### Given exercise:
Write out all the data again, exactly as it stands.

### Stored records:
▼
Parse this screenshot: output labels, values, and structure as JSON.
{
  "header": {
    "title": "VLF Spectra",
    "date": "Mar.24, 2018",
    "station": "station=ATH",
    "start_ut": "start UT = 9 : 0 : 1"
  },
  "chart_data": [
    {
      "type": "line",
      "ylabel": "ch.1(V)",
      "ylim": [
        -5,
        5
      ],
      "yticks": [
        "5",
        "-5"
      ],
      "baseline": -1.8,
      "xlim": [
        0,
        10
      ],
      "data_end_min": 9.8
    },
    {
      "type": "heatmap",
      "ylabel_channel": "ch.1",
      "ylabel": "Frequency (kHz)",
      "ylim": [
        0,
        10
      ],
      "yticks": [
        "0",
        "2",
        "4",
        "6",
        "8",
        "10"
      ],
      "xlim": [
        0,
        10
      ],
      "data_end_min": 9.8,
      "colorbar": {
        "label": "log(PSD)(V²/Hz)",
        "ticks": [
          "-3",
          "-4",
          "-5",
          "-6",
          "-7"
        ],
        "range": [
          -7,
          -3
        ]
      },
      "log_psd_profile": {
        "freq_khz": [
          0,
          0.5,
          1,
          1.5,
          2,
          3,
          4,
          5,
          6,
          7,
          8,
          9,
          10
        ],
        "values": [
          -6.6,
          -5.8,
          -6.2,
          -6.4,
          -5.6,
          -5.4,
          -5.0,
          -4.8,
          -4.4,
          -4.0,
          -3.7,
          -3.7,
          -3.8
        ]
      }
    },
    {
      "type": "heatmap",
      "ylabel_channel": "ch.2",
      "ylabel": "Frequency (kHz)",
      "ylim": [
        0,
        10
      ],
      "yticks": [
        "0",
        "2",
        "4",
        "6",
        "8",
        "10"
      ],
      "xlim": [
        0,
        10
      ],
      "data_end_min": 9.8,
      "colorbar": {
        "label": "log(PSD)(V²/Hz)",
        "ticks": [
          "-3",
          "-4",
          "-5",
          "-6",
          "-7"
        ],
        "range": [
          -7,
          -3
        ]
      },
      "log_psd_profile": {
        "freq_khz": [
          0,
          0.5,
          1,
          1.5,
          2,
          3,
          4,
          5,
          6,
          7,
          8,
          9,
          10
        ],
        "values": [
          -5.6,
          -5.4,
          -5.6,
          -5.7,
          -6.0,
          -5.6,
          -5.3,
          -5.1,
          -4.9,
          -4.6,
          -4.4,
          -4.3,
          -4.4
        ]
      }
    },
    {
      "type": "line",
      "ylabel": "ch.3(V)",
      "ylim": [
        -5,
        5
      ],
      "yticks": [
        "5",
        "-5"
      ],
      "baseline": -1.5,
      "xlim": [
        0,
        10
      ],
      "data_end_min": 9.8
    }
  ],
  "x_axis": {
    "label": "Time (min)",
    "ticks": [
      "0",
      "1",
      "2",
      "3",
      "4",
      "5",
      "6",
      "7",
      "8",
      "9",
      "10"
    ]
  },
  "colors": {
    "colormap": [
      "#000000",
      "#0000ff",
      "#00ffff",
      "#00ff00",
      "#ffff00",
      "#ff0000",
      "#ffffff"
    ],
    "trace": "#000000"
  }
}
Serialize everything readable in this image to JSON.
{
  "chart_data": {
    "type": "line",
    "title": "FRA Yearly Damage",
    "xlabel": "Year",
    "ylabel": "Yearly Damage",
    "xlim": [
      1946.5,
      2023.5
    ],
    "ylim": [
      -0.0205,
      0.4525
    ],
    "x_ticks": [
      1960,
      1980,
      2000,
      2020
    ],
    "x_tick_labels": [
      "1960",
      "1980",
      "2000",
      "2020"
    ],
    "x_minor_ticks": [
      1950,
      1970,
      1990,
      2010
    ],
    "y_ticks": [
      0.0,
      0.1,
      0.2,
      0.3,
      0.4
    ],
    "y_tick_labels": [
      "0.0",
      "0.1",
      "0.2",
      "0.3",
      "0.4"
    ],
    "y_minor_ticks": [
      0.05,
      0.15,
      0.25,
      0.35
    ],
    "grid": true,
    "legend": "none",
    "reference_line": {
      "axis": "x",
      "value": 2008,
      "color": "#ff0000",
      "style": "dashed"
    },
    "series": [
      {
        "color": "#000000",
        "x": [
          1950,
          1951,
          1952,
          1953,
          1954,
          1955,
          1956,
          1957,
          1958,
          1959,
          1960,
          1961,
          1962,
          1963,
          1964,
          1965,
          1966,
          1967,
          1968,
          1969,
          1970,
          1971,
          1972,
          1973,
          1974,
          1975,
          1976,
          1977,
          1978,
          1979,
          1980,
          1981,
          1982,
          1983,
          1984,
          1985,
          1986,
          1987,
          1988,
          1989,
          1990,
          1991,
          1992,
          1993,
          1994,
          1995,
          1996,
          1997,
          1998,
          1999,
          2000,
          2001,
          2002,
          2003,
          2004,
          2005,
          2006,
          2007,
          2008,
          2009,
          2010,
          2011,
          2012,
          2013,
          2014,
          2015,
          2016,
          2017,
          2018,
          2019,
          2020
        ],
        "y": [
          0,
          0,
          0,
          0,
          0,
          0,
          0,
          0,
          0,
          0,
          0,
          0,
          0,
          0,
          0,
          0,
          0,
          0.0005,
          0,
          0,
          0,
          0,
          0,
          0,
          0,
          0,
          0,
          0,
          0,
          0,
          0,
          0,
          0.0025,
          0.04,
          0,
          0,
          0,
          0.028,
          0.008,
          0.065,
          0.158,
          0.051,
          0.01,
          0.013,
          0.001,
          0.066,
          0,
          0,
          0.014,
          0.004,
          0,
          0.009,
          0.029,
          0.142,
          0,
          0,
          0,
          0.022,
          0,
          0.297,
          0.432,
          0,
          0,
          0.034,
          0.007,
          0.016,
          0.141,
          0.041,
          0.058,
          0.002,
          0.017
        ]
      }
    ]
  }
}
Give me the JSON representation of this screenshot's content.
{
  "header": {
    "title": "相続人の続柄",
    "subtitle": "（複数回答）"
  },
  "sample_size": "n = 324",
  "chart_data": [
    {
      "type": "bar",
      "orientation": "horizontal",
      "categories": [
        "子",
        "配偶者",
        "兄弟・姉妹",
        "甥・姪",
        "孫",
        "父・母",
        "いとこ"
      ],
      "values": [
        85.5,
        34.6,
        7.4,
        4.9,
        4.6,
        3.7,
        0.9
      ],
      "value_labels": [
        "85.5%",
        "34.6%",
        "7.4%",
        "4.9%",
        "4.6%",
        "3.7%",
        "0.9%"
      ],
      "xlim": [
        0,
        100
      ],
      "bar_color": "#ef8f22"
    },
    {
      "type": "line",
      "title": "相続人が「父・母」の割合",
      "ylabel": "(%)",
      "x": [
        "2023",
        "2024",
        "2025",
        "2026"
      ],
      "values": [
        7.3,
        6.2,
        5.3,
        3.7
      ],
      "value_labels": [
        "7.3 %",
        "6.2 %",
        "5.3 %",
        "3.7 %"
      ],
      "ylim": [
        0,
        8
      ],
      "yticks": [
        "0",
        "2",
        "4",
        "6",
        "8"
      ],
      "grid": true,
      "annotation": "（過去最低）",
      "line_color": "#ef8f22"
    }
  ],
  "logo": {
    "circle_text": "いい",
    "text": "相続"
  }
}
▲
### Solution to this exercise:
Parse this screenshot: output labels, values, and structure as JSON.
{
  "header": {
    "title": "VLF Spectra",
    "date": "Mar.24, 2018",
    "station": "station=ATH",
    "start_ut": "start UT = 9 : 0 : 1"
  },
  "chart_data": [
    {
      "type": "line",
      "ylabel": "ch.1(V)",
      "ylim": [
        -5,
        5
      ],
      "yticks": [
        "5",
        "-5"
      ],
      "baseline": -1.8,
      "xlim": [
        0,
        10
      ],
      "data_end_min": 9.8
    },
    {
      "type": "heatmap",
      "ylabel_channel": "ch.1",
      "ylabel": "Frequency (kHz)",
      "ylim": [
        0,
        10
      ],
      "yticks": [
        "0",
        "2",
        "4",
        "6",
        "8",
        "10"
      ],
      "xlim": [
        0,
        10
      ],
      "data_end_min": 9.8,
      "colorbar": {
        "label": "log(PSD)(V²/Hz)",
        "ticks": [
          "-3",
          "-4",
          "-5",
          "-6",
          "-7"
        ],
        "range": [
          -7,
          -3
        ]
      },
      "log_psd_profile": {
        "freq_khz": [
          0,
          0.5,
          1,
          1.5,
          2,
          3,
          4,
          5,
          6,
          7,
          8,
          9,
          10
        ],
        "values": [
          -6.6,
          -5.8,
          -6.2,
          -6.4,
          -5.6,
          -5.4,
          -5.0,
          -4.8,
          -4.4,
          -4.0,
          -3.7,
          -3.7,
          -3.8
        ]
      }
    },
    {
      "type": "heatmap",
      "ylabel_channel": "ch.2",
      "ylabel": "Frequency (kHz)",
      "ylim": [
        0,
        10
      ],
      "yticks": [
        "0",
        "2",
        "4",
        "6",
        "8",
        "10"
      ],
      "xlim": [
        0,
        10
      ],
      "data_end_min": 9.8,
      "colorbar": {
        "label": "log(PSD)(V²/Hz)",
        "ticks": [
          "-3",
          "-4",
          "-5",
          "-6",
          "-7"
        ],
        "range": [
          -7,
          -3
        ]
      },
      "log_psd_profile": {
        "freq_khz": [
          0,
          0.5,
          1,
          1.5,
          2,
          3,
          4,
          5,
          6,
          7,
          8,
          9,
          10
        ],
        "values": [
          -5.6,
          -5.4,
          -5.6,
          -5.7,
          -6.0,
          -5.6,
          -5.3,
          -5.1,
          -4.9,
          -4.6,
          -4.4,
          -4.3,
          -4.4
        ]
      }
    },
    {
      "type": "line",
      "ylabel": "ch.3(V)",
      "ylim": [
        -5,
        5
      ],
      "yticks": [
        "5",
        "-5"
      ],
      "baseline": -1.5,
      "xlim": [
        0,
        10
      ],
      "data_end_min": 9.8
    }
  ],
  "x_axis": {
    "label": "Time (min)",
    "ticks": [
      "0",
      "1",
      "2",
      "3",
      "4",
      "5",
      "6",
      "7",
      "8",
      "9",
      "10"
    ]
  },
  "colors": {
    "colormap": [
      "#000000",
      "#0000ff",
      "#00ffff",
      "#00ff00",
      "#ffff00",
      "#ff0000",
      "#ffffff"
    ],
    "trace": "#000000"
  }
}
Serialize everything readable in this image to JSON.
{
  "chart_data": {
    "type": "line",
    "title": "FRA Yearly Damage",
    "xlabel": "Year",
    "ylabel": "Yearly Damage",
    "xlim": [
      1946.5,
      2023.5
    ],
    "ylim": [
      -0.0205,
      0.4525
    ],
    "x_ticks": [
      1960,
      1980,
      2000,
      2020
    ],
    "x_tick_labels": [
      "1960",
      "1980",
      "2000",
      "2020"
    ],
    "x_minor_ticks": [
      1950,
      1970,
      1990,
      2010
    ],
    "y_ticks": [
      0.0,
      0.1,
      0.2,
      0.3,
      0.4
    ],
    "y_tick_labels": [
      "0.0",
      "0.1",
      "0.2",
      "0.3",
      "0.4"
    ],
    "y_minor_ticks": [
      0.05,
      0.15,
      0.25,
      0.35
    ],
    "grid": true,
    "legend": "none",
    "reference_line": {
      "axis": "x",
      "value": 2008,
      "color": "#ff0000",
      "style": "dashed"
    },
    "series": [
      {
        "color": "#000000",
        "x": [
          1950,
          1951,
          1952,
          1953,
          1954,
          1955,
          1956,
          1957,
          1958,
          1959,
          1960,
          1961,
          1962,
          1963,
          1964,
          1965,
          1966,
          1967,
          1968,
          1969,
          1970,
          1971,
          1972,
          1973,
          1974,
          1975,
          1976,
          1977,
          1978,
          1979,
          1980,
          1981,
          1982,
          1983,
          1984,
          1985,
          1986,
          1987,
          1988,
          1989,
          1990,
          1991,
          1992,
          1993,
          1994,
          1995,
          1996,
          1997,
          1998,
          1999,
          2000,
          2001,
          2002,
          2003,
          2004,
          2005,
          2006,
          2007,
          2008,
          2009,
          2010,
          2011,
          2012,
          2013,
          2014,
          2015,
          2016,
          2017,
          2018,
          2019,
          2020
        ],
        "y": [
          0,
          0,
          0,
          0,
          0,
          0,
          0,
          0,
          0,
          0,
          0,
          0,
          0,
          0,
          0,
          0,
          0,
          0.0005,
          0,
          0,
          0,
          0,
          0,
          0,
          0,
          0,
          0,
          0,
          0,
          0,
          0,
          0,
          0.0025,
          0.04,
          0,
          0,
          0,
          0.028,
          0.008,
          0.065,
          0.158,
          0.051,
          0.01,
          0.013,
          0.001,
          0.066,
          0,
          0,
          0.014,
          0.004,
          0,
          0.009,
          0.029,
          0.142,
          0,
          0,
          0,
          0.022,
          0,
          0.297,
          0.432,
          0,
          0,
          0.034,
          0.007,
          0.016,
          0.141,
          0.041,
          0.058,
          0.002,
          0.017
        ]
      }
    ]
  }
}
Give me the JSON representation of this screenshot's content.
{
  "header": {
    "title": "相続人の続柄",
    "subtitle": "（複数回答）"
  },
  "sample_size": "n = 324",
  "chart_data": [
    {
      "type": "bar",
      "orientation": "horizontal",
      "categories": [
        "子",
        "配偶者",
        "兄弟・姉妹",
        "甥・姪",
        "孫",
        "父・母",
        "いとこ"
      ],
      "values": [
        85.5,
        34.6,
        7.4,
        4.9,
        4.6,
        3.7,
        0.9
      ],
      "value_labels": [
        "85.5%",
        "34.6%",
        "7.4%",
        "4.9%",
        "4.6%",
        "3.7%",
        "0.9%"
      ],
      "xlim": [
        0,
        100
      ],
      "bar_color": "#ef8f22"
    },
    {
      "type": "line",
      "title": "相続人が「父・母」の割合",
      "ylabel": "(%)",
      "x": [
        "2023",
        "2024",
        "2025",
        "2026"
      ],
      "values": [
        7.3,
        6.2,
        5.3,
        3.7
      ],
      "value_labels": [
        "7.3 %",
        "6.2 %",
        "5.3 %",
        "3.7 %"
      ],
      "ylim": [
        0,
        8
      ],
      "yticks": [
        "0",
        "2",
        "4",
        "6",
        "8"
      ],
      "grid": true,
      "annotation": "（過去最低）",
      "line_color": "#ef8f22"
    }
  ],
  "logo": {
    "circle_text": "いい",
    "text": "相続"
  }
}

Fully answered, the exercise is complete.